Repeat every record below exactly as written.

Figure collection entries>

*****

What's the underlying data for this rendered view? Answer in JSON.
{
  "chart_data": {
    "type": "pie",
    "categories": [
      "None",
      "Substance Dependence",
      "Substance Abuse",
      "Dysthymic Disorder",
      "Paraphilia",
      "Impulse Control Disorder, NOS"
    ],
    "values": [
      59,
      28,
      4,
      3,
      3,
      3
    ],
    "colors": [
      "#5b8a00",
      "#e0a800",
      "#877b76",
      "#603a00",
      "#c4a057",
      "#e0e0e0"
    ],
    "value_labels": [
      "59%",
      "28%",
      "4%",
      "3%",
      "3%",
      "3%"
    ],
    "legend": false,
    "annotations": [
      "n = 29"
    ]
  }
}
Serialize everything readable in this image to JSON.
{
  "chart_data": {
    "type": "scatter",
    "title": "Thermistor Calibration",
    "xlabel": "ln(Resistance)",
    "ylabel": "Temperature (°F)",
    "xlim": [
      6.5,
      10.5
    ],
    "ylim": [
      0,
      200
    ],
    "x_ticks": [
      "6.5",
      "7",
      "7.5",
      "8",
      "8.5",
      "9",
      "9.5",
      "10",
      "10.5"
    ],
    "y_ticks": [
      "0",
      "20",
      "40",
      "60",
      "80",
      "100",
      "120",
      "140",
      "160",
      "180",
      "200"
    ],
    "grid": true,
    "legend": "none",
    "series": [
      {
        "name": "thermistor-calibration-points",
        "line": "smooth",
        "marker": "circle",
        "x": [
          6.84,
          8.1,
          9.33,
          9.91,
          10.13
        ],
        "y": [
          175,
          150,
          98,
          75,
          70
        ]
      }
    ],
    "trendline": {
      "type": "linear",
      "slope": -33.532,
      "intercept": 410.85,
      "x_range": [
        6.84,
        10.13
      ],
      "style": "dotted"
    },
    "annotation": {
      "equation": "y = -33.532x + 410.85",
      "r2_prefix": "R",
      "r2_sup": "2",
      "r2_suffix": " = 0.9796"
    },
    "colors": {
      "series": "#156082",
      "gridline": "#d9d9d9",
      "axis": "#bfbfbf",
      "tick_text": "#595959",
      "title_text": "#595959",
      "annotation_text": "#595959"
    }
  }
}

*****

Exercise response>
What's the underlying data for this rendered view? Answer in JSON.
{
  "chart_data": {
    "type": "pie",
    "categories": [
      "None",
      "Substance Dependence",
      "Substance Abuse",
      "Dysthymic Disorder",
      "Paraphilia",
      "Impulse Control Disorder, NOS"
    ],
    "values": [
      59,
      28,
      4,
      3,
      3,
      3
    ],
    "colors": [
      "#5b8a00",
      "#e0a800",
      "#877b76",
      "#603a00",
      "#c4a057",
      "#e0e0e0"
    ],
    "value_labels": [
      "59%",
      "28%",
      "4%",
      "3%",
      "3%",
      "3%"
    ],
    "legend": false,
    "annotations": [
      "n = 29"
    ]
  }
}
Serialize everything readable in this image to JSON.
{
  "chart_data": {
    "type": "scatter",
    "title": "Thermistor Calibration",
    "xlabel": "ln(Resistance)",
    "ylabel": "Temperature (°F)",
    "xlim": [
      6.5,
      10.5
    ],
    "ylim": [
      0,
      200
    ],
    "x_ticks": [
      "6.5",
      "7",
      "7.5",
      "8",
      "8.5",
      "9",
      "9.5",
      "10",
      "10.5"
    ],
    "y_ticks": [
      "0",
      "20",
      "40",
      "60",
      "80",
      "100",
      "120",
      "140",
      "160",
      "180",
      "200"
    ],
    "grid": true,
    "legend": "none",
    "series": [
      {
        "name": "thermistor-calibration-points",
        "line": "smooth",
        "marker": "circle",
        "x": [
          6.84,
          8.1,
          9.33,
          9.91,
          10.13
        ],
        "y": [
          175,
          150,
          98,
          75,
          70
        ]
      }
    ],
    "trendline": {
      "type": "linear",
      "slope": -33.532,
      "intercept": 410.85,
      "x_range": [
        6.84,
        10.13
      ],
      "style": "dotted"
    },
    "annotation": {
      "equation": "y = -33.532x + 410.85",
      "r2_prefix": "R",
      "r2_sup": "2",
      "r2_suffix": " = 0.9796"
    },
    "colors": {
      "series": "#156082",
      "gridline": "#d9d9d9",
      "axis": "#bfbfbf",
      "tick_text": "#595959",
      "title_text": "#595959",
      "annotation_text": "#595959"
    }
  }
}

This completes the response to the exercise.